- _Given data_
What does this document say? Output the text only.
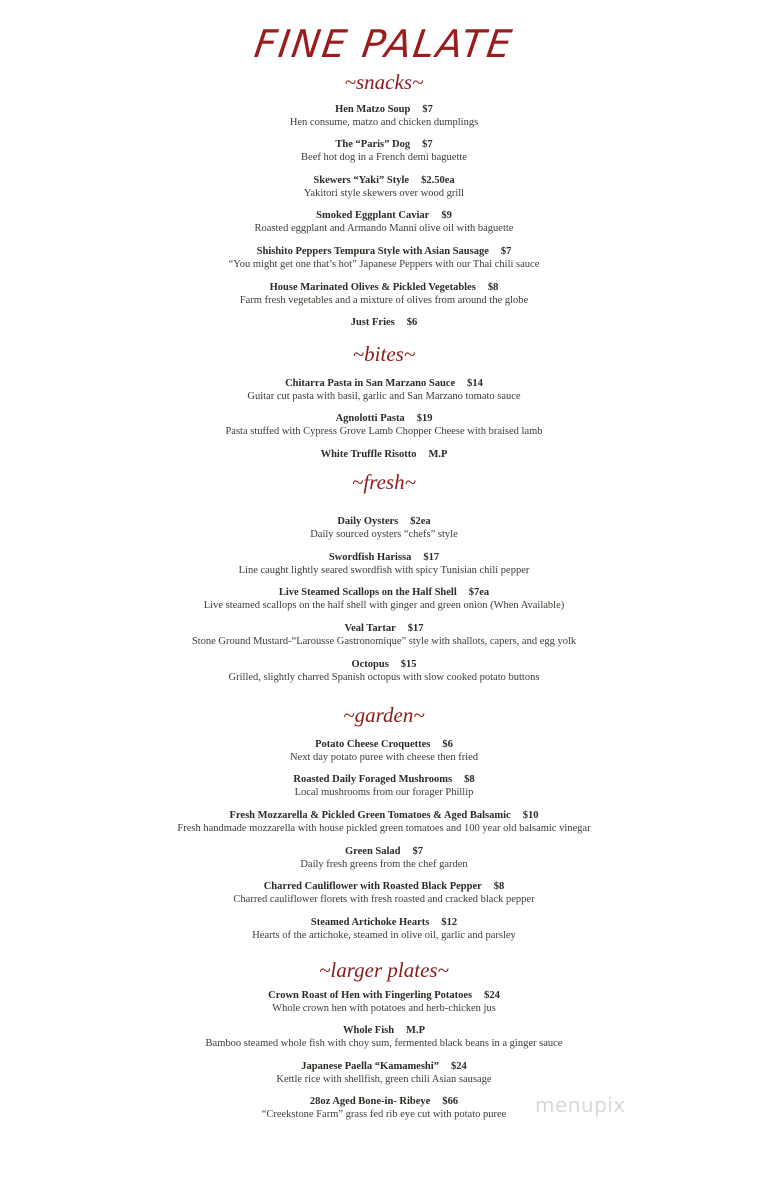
FINE PALATE
~snacks~
Hen Matzo Soup $7
Hen consume, matzo and chicken dumplings
The “Paris” Dog $7
Beef hot dog in a French demi baguette
Skewers “Yaki” Style $2.50ea
Yakitori style skewers over wood grill
Smoked Eggplant Caviar $9
Roasted eggplant and Armando Manni olive oil with baguette
Shishito Peppers Tempura Style with Asian Sausage $7
“You might get one that’s hot” Japanese Peppers with our Thai chili sauce
House Marinated Olives & Pickled Vegetables $8
Farm fresh vegetables and a mixture of olives from around the globe
Just Fries $6
~bites~
Chitarra Pasta in San Marzano Sauce $14
Guitar cut pasta with basil, garlic and San Marzano tomato sauce
Agnolotti Pasta $19
Pasta stuffed with Cypress Grove Lamb Chopper Cheese with braised lamb
White Truffle Risotto M.P
~fresh~
Daily Oysters $2ea
Daily sourced oysters “chefs” style
Swordfish Harissa $17
Line caught lightly seared swordfish with spicy Tunisian chili pepper
Live Steamed Scallops on the Half Shell $7ea
Live steamed scallops on the half shell with ginger and green onion (When Available)
Veal Tartar $17
Stone Ground Mustard-“Larousse Gastronomique” style with shallots, capers, and egg yolk
Octopus $15
Grilled, slightly charred Spanish octopus with slow cooked potato buttons
~garden~
Potato Cheese Croquettes $6
Next day potato puree with cheese then fried
Roasted Daily Foraged Mushrooms $8
Local mushrooms from our forager Phillip
Fresh Mozzarella & Pickled Green Tomatoes & Aged Balsamic $10
Fresh handmade mozzarella with house pickled green tomatoes and 100 year old balsamic vinegar
Green Salad $7
Daily fresh greens from the chef garden
Charred Cauliflower with Roasted Black Pepper $8
Charred cauliflower florets with fresh roasted and cracked black pepper
Steamed Artichoke Hearts $12
Hearts of the artichoke, steamed in olive oil, garlic and parsley
~larger plates~
Crown Roast of Hen with Fingerling Potatoes $24
Whole crown hen with potatoes and herb-chicken jus
Whole Fish M.P
Bamboo steamed whole fish with choy sum, fermented black beans in a ginger sauce
Japanese Paella “Kamameshi” $24
Kettle rice with shellfish, green chili Asian sausage
28oz Aged Bone-in- Ribeye $66
“Creekstone Farm” grass fed rib eye cut with potato puree	menupix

- _Task brief_
Write out every line of the listing that holds the word "from".

- _Solution below_
Farm fresh vegetables and a mixture of olives from around the globe
Local mushrooms from our forager Phillip
Daily fresh greens from the chef garden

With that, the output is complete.